*** Texte fourni ***

Source: Human Rights Watch (HRW) |

RD Congo : Les massacres se poursuivent en dépit de l’état de siège

Au moins 739 civils ont été tués dans les provinces de l’Ituri et du Nord-Kivu depuis mai

Si le gouvernement congolais reconnaît la nécessité de sécuriser davantage les provinces de l’Ituri et du Nord-Kivu, l’imposition de l’état de siège n’a pas permis d’y parvenir

KINSHASA, République Démocratique du Congo, 15 septembre 2021/APO Group/ --

Les attaques perpétrées contre des civils par des groupes armés se sont poursuivies dans deux provinces en proie aux conflits dans l’est de la République démocratique du Congo, depuis que le gouvernement a imposé l’état de siège en mai 2021, a déclaré Human Rights Watch. Entre l’entrée en vigueur de l’état de siège le 6 mai et le 10 septembre, divers groupes armés – dont certains restent non-identifiés – ont tué au moins 672 civils et les forces de sécurité congolaises ont tué 67 autres civils, dans les provinces de l’Ituri et du Nord-Kivu, selon les données recueillies par le Baromètre sécuritaire du Kivu, une initiative conjointe de Human Rights Watch et du Groupe d’étude sur le Congo.

***

• **Consigne écrite 1**
Pouvez-vous reformuler en liste numérotée les lignes des enregistrements, depuis leur début jusqu'à la ligne contenant "877, 778, 897]" incluse, sans reprendre les lignes vides ?
• **Consigne écrite 2**
Pouvez-vous poursuivre le texte sur les massacres en RD Congo à la suite de sa dernière phrase ?

*** Données fournies ***

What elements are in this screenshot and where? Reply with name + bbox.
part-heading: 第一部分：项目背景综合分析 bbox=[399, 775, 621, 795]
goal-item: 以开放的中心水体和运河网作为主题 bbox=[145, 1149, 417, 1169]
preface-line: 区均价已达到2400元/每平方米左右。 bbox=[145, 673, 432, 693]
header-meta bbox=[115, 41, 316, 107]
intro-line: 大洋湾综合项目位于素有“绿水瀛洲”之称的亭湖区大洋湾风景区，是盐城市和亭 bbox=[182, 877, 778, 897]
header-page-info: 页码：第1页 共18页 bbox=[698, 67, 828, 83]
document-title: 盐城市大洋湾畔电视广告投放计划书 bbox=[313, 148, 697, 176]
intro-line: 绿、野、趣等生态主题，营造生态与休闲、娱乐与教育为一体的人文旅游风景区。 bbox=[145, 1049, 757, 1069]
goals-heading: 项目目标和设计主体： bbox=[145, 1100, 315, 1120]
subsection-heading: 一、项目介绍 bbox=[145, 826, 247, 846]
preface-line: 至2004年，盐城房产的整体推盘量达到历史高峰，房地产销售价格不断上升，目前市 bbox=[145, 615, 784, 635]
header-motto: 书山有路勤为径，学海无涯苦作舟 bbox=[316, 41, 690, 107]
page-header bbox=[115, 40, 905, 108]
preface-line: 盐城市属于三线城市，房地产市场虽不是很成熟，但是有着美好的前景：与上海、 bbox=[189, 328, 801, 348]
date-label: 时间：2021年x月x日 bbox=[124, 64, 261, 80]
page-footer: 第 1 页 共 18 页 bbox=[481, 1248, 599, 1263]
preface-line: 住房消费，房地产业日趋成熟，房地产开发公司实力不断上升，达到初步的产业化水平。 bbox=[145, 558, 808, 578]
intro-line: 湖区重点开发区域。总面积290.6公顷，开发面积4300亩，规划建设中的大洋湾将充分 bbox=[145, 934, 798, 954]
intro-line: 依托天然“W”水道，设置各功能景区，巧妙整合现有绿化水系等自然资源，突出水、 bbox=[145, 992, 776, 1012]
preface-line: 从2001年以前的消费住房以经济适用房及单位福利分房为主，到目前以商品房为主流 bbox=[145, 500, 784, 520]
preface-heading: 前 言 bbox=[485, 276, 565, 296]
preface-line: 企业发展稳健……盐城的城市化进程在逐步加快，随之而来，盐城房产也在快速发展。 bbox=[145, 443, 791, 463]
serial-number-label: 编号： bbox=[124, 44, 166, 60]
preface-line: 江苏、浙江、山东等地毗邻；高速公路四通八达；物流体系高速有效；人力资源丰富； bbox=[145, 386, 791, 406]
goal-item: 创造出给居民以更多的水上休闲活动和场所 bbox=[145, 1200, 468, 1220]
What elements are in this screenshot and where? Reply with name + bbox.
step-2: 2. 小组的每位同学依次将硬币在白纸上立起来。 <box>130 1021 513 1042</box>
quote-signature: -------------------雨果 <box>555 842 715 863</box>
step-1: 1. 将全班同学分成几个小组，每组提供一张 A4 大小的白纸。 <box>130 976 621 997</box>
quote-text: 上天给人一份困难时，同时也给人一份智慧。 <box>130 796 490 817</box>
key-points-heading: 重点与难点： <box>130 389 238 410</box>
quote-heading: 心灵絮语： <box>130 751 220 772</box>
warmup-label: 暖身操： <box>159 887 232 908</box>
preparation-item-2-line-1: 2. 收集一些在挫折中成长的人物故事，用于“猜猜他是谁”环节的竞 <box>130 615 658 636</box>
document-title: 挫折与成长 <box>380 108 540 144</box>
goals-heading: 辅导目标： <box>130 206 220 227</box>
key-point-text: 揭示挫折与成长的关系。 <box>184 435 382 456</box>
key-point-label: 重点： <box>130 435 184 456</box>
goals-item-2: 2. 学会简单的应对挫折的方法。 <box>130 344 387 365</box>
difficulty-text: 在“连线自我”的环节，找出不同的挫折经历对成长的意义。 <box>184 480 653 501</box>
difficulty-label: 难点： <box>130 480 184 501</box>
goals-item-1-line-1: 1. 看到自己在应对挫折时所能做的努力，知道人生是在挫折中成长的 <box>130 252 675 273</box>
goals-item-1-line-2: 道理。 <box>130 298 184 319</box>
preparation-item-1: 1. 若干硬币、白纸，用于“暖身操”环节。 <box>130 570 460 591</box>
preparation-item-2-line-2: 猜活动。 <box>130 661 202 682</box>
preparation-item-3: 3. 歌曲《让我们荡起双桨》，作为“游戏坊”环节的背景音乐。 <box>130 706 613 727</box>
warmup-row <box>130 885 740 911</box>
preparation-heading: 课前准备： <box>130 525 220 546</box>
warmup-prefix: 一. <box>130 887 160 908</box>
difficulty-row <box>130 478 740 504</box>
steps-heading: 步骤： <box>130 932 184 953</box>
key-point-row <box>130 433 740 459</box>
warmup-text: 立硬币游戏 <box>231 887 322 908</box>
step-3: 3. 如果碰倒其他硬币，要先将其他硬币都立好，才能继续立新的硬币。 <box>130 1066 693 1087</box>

***

• **Réponse à la consigne 1**
1. What elements are in this screenshot and where? Reply with name + bbox.
2. part-heading: 第一部分：项目背景综合分析 bbox=[399, 775, 621, 795]
3. goal-item: 以开放的中心水体和运河网作为主题 bbox=[145, 1149, 417, 1169]
4. preface-line: 区均价已达到2400元/每平方米左右。 bbox=[145, 673, 432, 693]
5. header-meta bbox=[115, 41, 316, 107]
6. intro-line: 大洋湾综合项目位于素有“绿水瀛洲”之称的亭湖区大洋湾风景区，是盐城市和亭 bbox=[182, 877, 778, 897]

• **Réponse à la consigne 2**
L’un des nombreux massacres perpétrés en août met en évidence l’insécurité persistante dans la région et l’insuffisance de la réponse militaire. Le 2 août, les Forces démocratiques alliées (Allied Democratic Forces, ADF), un groupe armé islamiste dirigé par des Ougandais, auraient tué au moins 16 civils, dont deux femmes, dans le village d’Idohu, situé dans la province de l’Ituri. Une douzaine de soldats de l’armée congolaise se trouvaient dans le village et d’autres étaient stationnés dans un camp militaire à proximité, mais ils n’ont pas empêché l’attaque. D’autres groupes armés et certains éléments de l’armée nationale congolaise ont également été impliqués dans des attaques dans la région.

« Si le gouvernement congolais reconnaît la nécessité de sécuriser davantage les provinces de l’Ituri et du Nord-Kivu, l’imposition de l’état de siège n’a pas permis d’y parvenir », a déclaré Thomas Fessy, chercheur principal sur la RD Congo à Human Rights Watch. « Bien que le gouvernement s’efforce de dépeindre ses actions en succès militaires, bon nombre d’habitants de l’est de la RD Congo vivent toujours dans la peur constante du prochain massacre. »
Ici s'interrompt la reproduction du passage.